Selected excerpt
When bpf prog needs to store data for a sk, the current practice is to
define a map with the usual 4-tuples (src/dst ip/port) as the key.
If multiple bpf progs require to store different sk data, multiple maps
have to be defined. Hence, wasting memory to store the duplicated
keys (i.e. 4 tuples here) in each of the bpf map.
[ The smallest key could be the sk pointer itself which requires
some enhancement in the verifier and it is a separate topic. ]
Also, the bpf prog needs to clean up the elem when sk is freed.
Otherwise, the bpf map will become full and un-usable quickly.
The sk-free tracking currently could be done during sk state
transition (e.g. BPF_SOCK_OPS_STATE_CB).
The size of the map needs to be predefined which then usually ended-up
with an over-provisioned map in production. Even the map was re-sizable,
while the sk naturally come and go away already, this potential re-size
operation is arguably redundant if the data can be directly connected
to the sk itself instead of proxy-ing through a bpf map.
This patch introduces sk->sk_bpf_storage to provide local storage space
at sk for bpf prog to use. The space will be allocated when the first bpf
prog has created data for this particular sk.
The design optimizes the bpf prog's lookup (and then optionally followed by
an inline update). bpf_spin_lock should be used if the inline update needs
to be protected.
BPF_MAP_TYPE_SK_STORAGE:
-----------------------
To define a bpf "sk-local-storage", a BPF_MAP_TYPE_SK_STORAGE map (new in
this patch) needs to be created. Multiple BPF_MAP_TYPE_SK_STORAGE maps can
be created to fit different bpf progs' needs. The map enforces
BTF to allow printing the sk-local-storage during a system-wise
sk dump (e.g. "ss -ta") in the future.
The purpose of a BPF_MAP_TYPE_SK_STORAGE map is not for lookup/update/delete
a "sk-local-storage" data from a particular sk.
Think of the map as a meta-data (or "type") of a "sk-local-storage". This
particular "type" of "sk-local-storage" data can then be stored in any sk.
The main purposes of this map are mostly:
1. Define the size of a "sk-local-storage" type.
2. Provide a similar syscall userspace API as the map (e.g. lookup/update,
map-id, map-btf...etc.)

Requests
a – For each statement, say whether it agrees with the patch description and quote the deciding words: (i) the sk-local-storage space is allocated when the first bpf prog creates data for a particular sk; (ii) a BPF_MAP_TYPE_SK_STORAGE map is meant for looking up, updating, and deleting sk-local-storage data from a particular sk; (iii) only one BPF_MAP_TYPE_SK_STORAGE map may be created.
b – Translate this sentence from the patch description into Spanish: "bpf_spin_lock should be used if the inline update needs to be protected."
c – Return, copied verbatim, the part of the patch description from "If multiple bpf" up to and including "through a bpf map.".
The material has no connection to the patch description.

Data shown
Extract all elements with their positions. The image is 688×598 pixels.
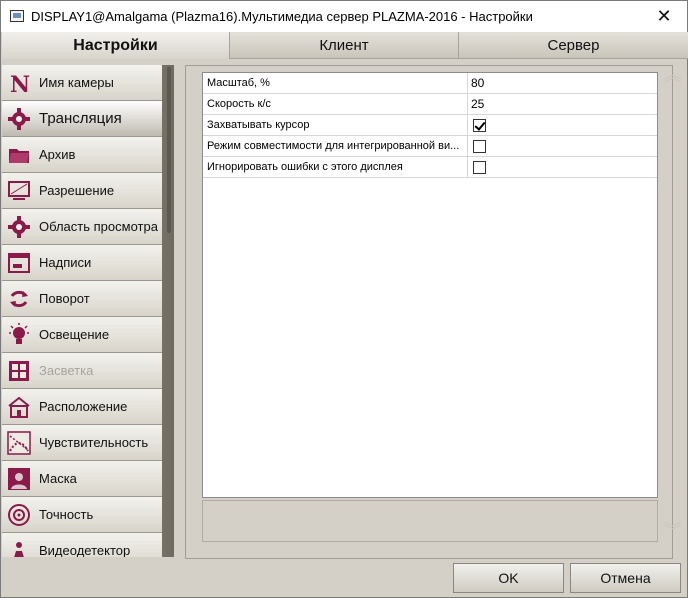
ok-button[interactable]: OK [453, 563, 564, 593]
mask-icon [6, 466, 32, 492]
column-divider [467, 136, 468, 157]
column-divider [467, 94, 468, 115]
sidebar-item-sensitivity[interactable]: Чувствительность [2, 425, 162, 461]
n-letter-icon: N [6, 70, 32, 96]
window-icon [6, 358, 32, 384]
sidebar-item-mask[interactable]: Маска [2, 461, 162, 497]
sidebar-item-label: Поворот [39, 291, 90, 306]
property-grid: Масштаб, % 80 Скорость к/с 25 Захватыват… [202, 72, 658, 498]
monitor-icon [6, 178, 32, 204]
tab-client[interactable]: Клиент [230, 32, 459, 59]
property-row-compatibility-mode: Режим совместимости для интегрированной … [203, 136, 657, 157]
sidebar: N Имя камеры Трансляция Архив Разрешение [2, 65, 174, 557]
sidebar-scrollbar[interactable] [167, 67, 171, 233]
sidebar-item-resolution[interactable]: Разрешение [2, 173, 162, 209]
tab-bar: Настройки Клиент Сервер [2, 32, 688, 59]
property-label: Масштаб, % [207, 77, 270, 89]
app-window-icon [10, 10, 24, 22]
sidebar-item-backlight[interactable]: Засветка [2, 353, 162, 389]
caption-icon [6, 250, 32, 276]
sidebar-item-label: Разрешение [39, 183, 115, 198]
target-icon [6, 502, 32, 528]
close-icon: ✕ [656, 6, 672, 26]
property-row-fps: Скорость к/с 25 [203, 94, 657, 115]
property-label: Скорость к/с [207, 98, 271, 110]
sidebar-item-precision[interactable]: Точность [2, 497, 162, 533]
sidebar-item-rotation[interactable]: Поворот [2, 281, 162, 317]
property-label: Захватывать курсор [207, 119, 310, 131]
sidebar-item-label: Освещение [39, 327, 110, 342]
sidebar-item-label: Засветка [39, 363, 94, 378]
fps-value-field[interactable]: 25 [471, 94, 484, 114]
column-divider [467, 73, 468, 94]
sidebar-item-label: Имя камеры [39, 75, 114, 90]
sidebar-item-label: Архив [39, 147, 76, 162]
detector-icon [6, 538, 32, 557]
tab-settings[interactable]: Настройки [2, 32, 230, 59]
capture-cursor-checkbox[interactable] [473, 119, 486, 132]
sidebar-item-view-area[interactable]: Область просмотра [2, 209, 162, 245]
property-row-scale: Масштаб, % 80 [203, 73, 657, 94]
gear-icon [6, 106, 32, 132]
sidebar-item-label: Видеодетектор [39, 543, 131, 557]
column-divider [467, 157, 468, 178]
house-icon [6, 394, 32, 420]
scroll-up-chevron-icon[interactable]: ︽ [664, 66, 682, 97]
compatibility-mode-checkbox[interactable] [473, 140, 486, 153]
settings-window: DISPLAY1@Amalgama (Plazma16).Мультимедиа… [0, 0, 688, 598]
window-title: DISPLAY1@Amalgama (Plazma16).Мультимедиа… [31, 9, 533, 24]
settings-panel: Масштаб, % 80 Скорость к/с 25 Захватыват… [185, 65, 673, 559]
title-bar: DISPLAY1@Amalgama (Plazma16).Мультимедиа… [1, 1, 687, 32]
sidebar-item-captions[interactable]: Надписи [2, 245, 162, 281]
property-row-ignore-errors: Игнорировать ошибки с этого дисплея [203, 157, 657, 178]
close-button[interactable]: ✕ [641, 1, 687, 32]
gear-icon [6, 214, 32, 240]
property-label: Игнорировать ошибки с этого дисплея [207, 161, 403, 173]
scale-value-field[interactable]: 80 [471, 73, 484, 93]
property-label: Режим совместимости для интегрированной … [207, 140, 460, 152]
sidebar-item-label: Расположение [39, 399, 128, 414]
sidebar-item-location[interactable]: Расположение [2, 389, 162, 425]
sidebar-item-label: Маска [39, 471, 77, 486]
svg-text:N: N [10, 72, 30, 95]
description-panel [202, 500, 658, 542]
rotate-icon [6, 286, 32, 312]
sidebar-item-label: Область просмотра [39, 219, 158, 234]
ignore-errors-checkbox[interactable] [473, 161, 486, 174]
sidebar-item-archive[interactable]: Архив [2, 137, 162, 173]
scroll-down-chevron-icon[interactable]: ︾ [664, 522, 682, 553]
column-divider [467, 115, 468, 136]
sidebar-item-label: Точность [39, 507, 94, 522]
sidebar-item-lighting[interactable]: Освещение [2, 317, 162, 353]
sidebar-item-camera-name[interactable]: N Имя камеры [2, 65, 162, 101]
sidebar-item-video-detector[interactable]: Видеодетектор [2, 533, 162, 557]
property-row-capture-cursor: Захватывать курсор [203, 115, 657, 136]
folder-icon [6, 142, 32, 168]
sidebar-item-label: Трансляция [39, 110, 122, 127]
tab-server[interactable]: Сервер [459, 32, 688, 59]
cancel-button[interactable]: Отмена [570, 563, 681, 593]
lightbulb-icon [6, 322, 32, 348]
sensitivity-icon [6, 430, 32, 456]
sidebar-item-label: Чувствительность [39, 435, 149, 450]
sidebar-item-label: Надписи [39, 255, 92, 270]
sidebar-item-broadcast[interactable]: Трансляция [2, 101, 162, 137]
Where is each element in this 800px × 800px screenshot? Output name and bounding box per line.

Results
a –
(i) Yes: "The space will be allocated when the first bpf prog has created data for this particular sk."
(ii) No: "The purpose of a BPF_MAP_TYPE_SK_STORAGE map is not for lookup/update/delete a "sk-local-storage" data from a particular sk."
(iii) No: "Multiple BPF_MAP_TYPE_SK_STORAGE maps can be created to fit different bpf progs' needs."

b – Se debe usar bpf_spin_lock si la actualización en línea necesita estar protegida.

c –
If multiple bpf progs require to store different sk data, multiple maps
have to be defined. Hence, wasting memory to store the duplicated
keys (i.e. 4 tuples here) in each of the bpf map.
[ The smallest key could be the sk pointer itself which requires
some enhancement in the verifier and it is a separate topic. ]
Also, the bpf prog needs to clean up the elem when sk is freed.
Otherwise, the bpf map will become full and un-usable quickly.
The sk-free tracking currently could be done during sk state
transition (e.g. BPF_SOCK_OPS_STATE_CB).
The size of the map needs to be predefined which then usually ended-up
with an over-provisioned map in production. Even the map was re-sizable,
while the sk naturally come and go away already, this potential re-size
operation is arguably redundant if the data can be directly connected
to the sk itself instead of proxy-ing through a bpf map.